Filter the records below and copy every line containing the word "Imperial".
start Data provided
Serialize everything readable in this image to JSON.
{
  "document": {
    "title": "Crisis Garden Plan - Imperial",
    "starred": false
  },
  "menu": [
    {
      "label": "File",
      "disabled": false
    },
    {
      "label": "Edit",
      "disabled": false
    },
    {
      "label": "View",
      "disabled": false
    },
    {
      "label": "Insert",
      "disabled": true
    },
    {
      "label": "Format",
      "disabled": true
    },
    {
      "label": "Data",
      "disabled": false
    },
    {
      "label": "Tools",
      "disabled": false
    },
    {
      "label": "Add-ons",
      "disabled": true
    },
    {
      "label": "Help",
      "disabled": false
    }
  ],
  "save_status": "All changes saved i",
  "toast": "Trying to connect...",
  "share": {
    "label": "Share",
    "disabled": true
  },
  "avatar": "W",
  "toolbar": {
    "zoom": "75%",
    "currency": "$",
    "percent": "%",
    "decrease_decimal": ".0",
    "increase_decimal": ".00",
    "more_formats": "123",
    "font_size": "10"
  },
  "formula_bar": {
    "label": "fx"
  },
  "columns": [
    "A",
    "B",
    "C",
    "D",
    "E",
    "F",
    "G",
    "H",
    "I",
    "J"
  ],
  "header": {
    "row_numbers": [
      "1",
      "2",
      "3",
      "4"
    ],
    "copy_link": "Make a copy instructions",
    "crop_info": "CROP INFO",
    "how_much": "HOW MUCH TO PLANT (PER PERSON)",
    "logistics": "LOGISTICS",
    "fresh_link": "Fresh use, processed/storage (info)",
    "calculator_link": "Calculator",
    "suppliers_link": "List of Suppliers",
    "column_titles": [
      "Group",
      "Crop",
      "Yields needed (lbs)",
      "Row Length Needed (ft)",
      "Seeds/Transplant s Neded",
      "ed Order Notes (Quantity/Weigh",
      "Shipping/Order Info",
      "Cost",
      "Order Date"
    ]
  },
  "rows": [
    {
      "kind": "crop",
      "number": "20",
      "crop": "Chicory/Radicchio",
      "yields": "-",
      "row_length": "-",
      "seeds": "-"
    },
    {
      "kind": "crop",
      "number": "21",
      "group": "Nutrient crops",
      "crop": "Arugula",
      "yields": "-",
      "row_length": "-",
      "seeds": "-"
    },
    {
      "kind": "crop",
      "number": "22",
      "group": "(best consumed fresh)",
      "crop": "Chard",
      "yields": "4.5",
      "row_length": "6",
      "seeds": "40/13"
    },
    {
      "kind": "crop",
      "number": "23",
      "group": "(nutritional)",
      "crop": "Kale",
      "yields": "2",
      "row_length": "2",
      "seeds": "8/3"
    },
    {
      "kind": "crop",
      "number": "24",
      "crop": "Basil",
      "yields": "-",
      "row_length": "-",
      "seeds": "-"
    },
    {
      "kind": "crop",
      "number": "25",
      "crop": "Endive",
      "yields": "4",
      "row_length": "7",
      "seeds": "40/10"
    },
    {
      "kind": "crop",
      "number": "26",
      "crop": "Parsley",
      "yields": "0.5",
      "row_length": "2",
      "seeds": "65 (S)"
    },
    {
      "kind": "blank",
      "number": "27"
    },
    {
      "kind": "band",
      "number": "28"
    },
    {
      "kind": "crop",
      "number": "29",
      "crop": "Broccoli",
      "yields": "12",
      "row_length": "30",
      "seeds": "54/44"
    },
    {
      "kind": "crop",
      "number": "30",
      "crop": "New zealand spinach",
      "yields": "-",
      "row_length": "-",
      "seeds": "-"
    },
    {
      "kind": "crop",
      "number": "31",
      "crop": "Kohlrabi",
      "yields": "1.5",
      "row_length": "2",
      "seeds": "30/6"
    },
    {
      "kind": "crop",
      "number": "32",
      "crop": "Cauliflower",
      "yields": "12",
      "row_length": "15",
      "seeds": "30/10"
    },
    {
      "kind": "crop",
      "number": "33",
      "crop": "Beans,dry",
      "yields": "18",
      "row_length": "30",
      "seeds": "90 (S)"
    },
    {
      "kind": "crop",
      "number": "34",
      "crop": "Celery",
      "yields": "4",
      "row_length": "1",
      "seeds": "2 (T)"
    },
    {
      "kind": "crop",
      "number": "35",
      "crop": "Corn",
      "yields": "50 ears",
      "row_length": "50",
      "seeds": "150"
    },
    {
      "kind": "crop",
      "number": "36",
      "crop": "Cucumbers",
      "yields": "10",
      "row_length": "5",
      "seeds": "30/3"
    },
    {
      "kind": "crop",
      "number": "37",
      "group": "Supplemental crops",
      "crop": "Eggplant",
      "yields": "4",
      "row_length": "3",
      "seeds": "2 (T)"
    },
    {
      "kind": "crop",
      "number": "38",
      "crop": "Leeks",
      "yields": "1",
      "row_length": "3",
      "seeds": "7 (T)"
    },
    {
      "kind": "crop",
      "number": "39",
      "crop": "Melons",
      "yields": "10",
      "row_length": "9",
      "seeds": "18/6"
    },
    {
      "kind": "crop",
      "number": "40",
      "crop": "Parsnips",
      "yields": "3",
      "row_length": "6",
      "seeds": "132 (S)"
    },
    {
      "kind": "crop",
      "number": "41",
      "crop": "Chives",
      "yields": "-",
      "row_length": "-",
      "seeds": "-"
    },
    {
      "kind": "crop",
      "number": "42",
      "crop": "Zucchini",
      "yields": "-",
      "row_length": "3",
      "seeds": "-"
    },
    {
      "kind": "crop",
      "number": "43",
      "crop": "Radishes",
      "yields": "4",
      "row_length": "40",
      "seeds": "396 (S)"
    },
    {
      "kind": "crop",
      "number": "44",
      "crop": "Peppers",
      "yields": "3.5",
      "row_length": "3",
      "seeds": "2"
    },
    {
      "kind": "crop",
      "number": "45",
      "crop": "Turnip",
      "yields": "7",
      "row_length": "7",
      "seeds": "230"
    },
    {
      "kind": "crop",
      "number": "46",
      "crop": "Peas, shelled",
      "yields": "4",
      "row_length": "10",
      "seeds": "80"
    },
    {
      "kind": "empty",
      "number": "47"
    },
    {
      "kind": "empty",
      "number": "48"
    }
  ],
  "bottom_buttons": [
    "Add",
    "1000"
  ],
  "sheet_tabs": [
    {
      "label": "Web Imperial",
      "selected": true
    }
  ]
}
end Data provided
Written solution
    "title": "Crisis Garden Plan - Imperial",
      "label": "Web Imperial",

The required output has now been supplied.